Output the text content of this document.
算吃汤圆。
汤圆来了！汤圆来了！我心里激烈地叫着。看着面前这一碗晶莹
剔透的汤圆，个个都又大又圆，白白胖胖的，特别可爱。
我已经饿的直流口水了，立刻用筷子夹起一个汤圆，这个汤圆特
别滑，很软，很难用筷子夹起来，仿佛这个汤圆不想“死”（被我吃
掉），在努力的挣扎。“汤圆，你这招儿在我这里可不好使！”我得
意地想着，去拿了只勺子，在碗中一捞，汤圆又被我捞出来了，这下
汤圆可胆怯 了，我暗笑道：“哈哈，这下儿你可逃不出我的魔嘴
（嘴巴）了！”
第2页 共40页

--

= Task to complete =
Write out all records exactly, keeping every detail.

= Reply =
Output the text content of this document.
算吃汤圆。
汤圆来了！汤圆来了！我心里激烈地叫着。看着面前这一碗晶莹
剔透的汤圆，个个都又大又圆，白白胖胖的，特别可爱。
我已经饿的直流口水了，立刻用筷子夹起一个汤圆，这个汤圆特
别滑，很软，很难用筷子夹起来，仿佛这个汤圆不想“死”（被我吃
掉），在努力的挣扎。“汤圆，你这招儿在我这里可不好使！”我得
意地想着，去拿了只勺子，在碗中一捞，汤圆又被我捞出来了，这下
汤圆可胆怯 了，我暗笑道：“哈哈，这下儿你可逃不出我的魔嘴
（嘴巴）了！”
第2页 共40页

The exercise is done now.